=== Listed entries ===

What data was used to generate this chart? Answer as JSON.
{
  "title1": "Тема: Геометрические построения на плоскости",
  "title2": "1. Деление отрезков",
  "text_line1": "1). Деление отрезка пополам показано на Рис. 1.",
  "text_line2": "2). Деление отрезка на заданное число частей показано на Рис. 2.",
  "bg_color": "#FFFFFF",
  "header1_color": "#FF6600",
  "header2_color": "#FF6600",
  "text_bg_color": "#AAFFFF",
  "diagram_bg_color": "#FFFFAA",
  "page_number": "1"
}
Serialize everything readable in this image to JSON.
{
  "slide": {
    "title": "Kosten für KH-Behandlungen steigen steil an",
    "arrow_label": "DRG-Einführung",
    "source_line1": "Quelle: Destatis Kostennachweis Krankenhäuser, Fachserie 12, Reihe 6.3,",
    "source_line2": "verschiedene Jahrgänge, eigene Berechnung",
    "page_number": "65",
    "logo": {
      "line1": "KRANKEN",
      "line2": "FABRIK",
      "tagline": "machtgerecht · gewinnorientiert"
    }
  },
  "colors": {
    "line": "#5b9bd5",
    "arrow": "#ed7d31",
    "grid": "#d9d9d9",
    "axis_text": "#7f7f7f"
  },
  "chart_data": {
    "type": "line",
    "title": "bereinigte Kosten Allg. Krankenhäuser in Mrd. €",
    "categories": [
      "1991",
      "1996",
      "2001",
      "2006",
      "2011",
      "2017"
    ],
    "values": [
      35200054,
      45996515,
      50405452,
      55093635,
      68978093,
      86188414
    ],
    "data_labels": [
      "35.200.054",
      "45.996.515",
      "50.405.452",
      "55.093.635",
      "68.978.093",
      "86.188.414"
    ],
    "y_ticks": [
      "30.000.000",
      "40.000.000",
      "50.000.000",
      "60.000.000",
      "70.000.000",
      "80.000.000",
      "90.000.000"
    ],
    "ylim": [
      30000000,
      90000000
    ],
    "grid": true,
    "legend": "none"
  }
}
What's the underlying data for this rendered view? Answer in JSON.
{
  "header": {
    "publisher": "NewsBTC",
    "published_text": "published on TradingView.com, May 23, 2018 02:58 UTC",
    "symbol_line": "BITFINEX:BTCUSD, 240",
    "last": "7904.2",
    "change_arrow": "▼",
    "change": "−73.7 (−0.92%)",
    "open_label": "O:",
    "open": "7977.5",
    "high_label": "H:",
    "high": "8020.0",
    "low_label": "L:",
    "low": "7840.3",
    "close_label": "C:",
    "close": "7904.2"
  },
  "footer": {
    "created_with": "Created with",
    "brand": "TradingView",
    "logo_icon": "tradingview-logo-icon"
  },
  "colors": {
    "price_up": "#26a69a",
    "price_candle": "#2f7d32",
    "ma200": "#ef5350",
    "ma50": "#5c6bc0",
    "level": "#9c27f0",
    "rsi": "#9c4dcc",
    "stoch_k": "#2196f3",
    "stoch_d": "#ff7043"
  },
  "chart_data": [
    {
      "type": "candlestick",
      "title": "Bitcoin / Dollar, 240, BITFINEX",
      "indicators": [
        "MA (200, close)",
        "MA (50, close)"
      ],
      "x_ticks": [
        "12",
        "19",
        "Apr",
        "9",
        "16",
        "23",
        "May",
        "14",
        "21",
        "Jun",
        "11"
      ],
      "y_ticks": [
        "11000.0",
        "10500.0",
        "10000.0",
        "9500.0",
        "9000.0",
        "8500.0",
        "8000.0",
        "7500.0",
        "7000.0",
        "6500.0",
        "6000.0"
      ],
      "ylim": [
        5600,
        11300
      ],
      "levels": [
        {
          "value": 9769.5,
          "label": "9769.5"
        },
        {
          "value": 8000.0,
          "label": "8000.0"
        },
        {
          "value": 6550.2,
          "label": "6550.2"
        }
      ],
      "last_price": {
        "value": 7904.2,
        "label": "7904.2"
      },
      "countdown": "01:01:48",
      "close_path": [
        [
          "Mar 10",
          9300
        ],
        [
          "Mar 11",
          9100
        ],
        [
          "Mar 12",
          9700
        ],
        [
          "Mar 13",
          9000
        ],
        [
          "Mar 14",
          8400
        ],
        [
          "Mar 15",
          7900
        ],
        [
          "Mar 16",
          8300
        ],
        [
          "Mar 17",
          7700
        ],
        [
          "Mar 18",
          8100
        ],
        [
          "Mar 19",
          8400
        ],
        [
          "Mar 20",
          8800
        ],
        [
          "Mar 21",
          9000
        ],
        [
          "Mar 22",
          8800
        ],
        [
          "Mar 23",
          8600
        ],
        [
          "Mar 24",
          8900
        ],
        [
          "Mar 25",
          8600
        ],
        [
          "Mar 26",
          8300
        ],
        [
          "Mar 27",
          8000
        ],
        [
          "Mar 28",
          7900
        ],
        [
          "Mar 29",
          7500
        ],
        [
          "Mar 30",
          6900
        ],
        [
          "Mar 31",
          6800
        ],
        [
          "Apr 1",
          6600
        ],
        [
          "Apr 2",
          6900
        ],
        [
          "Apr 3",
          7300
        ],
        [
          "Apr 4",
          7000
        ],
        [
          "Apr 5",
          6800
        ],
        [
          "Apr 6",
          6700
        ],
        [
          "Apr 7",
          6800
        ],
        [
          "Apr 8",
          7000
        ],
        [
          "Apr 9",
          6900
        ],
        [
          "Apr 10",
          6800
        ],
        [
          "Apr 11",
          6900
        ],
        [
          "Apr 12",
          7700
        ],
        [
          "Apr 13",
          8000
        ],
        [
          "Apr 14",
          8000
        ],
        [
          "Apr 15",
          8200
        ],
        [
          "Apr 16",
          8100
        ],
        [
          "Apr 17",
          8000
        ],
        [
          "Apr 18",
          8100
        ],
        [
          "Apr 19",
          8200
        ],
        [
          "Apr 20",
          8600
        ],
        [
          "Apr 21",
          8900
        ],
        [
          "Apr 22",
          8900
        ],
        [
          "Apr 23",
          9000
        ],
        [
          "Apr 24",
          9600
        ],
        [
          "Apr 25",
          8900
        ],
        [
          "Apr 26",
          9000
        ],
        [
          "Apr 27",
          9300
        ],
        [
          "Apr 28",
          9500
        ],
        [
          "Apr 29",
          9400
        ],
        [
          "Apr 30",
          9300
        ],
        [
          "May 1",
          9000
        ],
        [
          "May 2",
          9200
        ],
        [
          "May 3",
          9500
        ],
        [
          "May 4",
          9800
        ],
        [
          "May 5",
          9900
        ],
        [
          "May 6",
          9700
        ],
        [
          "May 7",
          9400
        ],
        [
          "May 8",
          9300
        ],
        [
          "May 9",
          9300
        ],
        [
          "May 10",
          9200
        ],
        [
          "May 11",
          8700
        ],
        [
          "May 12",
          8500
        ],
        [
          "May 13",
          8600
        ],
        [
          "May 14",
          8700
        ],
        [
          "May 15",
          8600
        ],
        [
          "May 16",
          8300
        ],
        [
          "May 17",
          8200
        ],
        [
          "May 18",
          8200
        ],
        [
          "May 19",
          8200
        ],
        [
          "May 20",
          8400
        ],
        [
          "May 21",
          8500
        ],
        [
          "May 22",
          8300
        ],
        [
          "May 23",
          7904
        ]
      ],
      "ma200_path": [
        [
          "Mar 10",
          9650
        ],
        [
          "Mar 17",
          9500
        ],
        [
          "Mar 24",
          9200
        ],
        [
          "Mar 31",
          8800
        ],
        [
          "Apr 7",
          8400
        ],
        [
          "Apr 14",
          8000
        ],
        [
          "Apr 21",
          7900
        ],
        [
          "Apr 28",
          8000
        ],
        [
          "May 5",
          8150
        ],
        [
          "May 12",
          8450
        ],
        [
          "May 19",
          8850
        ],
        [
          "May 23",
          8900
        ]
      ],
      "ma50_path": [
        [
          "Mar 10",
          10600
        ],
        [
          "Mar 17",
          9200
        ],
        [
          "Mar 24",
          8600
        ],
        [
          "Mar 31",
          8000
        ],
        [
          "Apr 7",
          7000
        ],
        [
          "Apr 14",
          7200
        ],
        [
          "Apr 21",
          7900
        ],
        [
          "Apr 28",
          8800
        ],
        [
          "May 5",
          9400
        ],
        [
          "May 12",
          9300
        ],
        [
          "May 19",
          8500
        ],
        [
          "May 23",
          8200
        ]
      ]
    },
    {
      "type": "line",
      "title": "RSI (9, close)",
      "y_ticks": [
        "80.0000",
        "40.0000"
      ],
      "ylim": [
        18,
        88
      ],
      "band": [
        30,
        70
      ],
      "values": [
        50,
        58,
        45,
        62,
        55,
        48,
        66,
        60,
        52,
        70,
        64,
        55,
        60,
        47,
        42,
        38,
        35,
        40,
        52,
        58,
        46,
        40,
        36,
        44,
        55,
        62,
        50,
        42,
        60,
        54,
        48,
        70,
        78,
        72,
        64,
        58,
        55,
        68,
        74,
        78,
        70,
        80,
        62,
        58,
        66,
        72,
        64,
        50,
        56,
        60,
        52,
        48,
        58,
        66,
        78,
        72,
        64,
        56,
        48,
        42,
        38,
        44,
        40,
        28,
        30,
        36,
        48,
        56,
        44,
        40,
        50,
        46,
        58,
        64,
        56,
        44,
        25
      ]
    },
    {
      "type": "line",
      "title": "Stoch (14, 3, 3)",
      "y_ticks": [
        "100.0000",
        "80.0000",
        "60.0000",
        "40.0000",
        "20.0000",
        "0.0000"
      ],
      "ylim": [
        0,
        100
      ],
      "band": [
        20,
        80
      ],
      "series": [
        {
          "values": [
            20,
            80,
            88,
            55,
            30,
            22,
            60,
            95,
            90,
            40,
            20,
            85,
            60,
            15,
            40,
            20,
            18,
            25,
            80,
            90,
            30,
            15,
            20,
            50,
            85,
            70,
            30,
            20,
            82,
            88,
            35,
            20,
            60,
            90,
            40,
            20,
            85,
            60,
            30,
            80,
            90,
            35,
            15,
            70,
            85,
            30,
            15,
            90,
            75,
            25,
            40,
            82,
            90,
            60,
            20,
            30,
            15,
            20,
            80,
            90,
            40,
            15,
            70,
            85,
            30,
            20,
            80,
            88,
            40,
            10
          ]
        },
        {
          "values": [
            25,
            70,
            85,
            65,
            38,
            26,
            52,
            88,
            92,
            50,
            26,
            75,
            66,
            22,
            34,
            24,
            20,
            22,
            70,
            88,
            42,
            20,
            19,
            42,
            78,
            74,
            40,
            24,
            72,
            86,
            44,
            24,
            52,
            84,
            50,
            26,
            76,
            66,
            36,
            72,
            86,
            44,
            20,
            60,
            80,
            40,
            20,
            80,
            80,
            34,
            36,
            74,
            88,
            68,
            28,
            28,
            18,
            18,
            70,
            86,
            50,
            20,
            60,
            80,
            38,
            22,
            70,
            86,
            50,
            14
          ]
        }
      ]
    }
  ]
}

===

* [Stated goal]
Select, from the listing, all lines that include the word "logo".

* [Solution]
    "logo": {
    "logo_icon": "tradingview-logo-icon"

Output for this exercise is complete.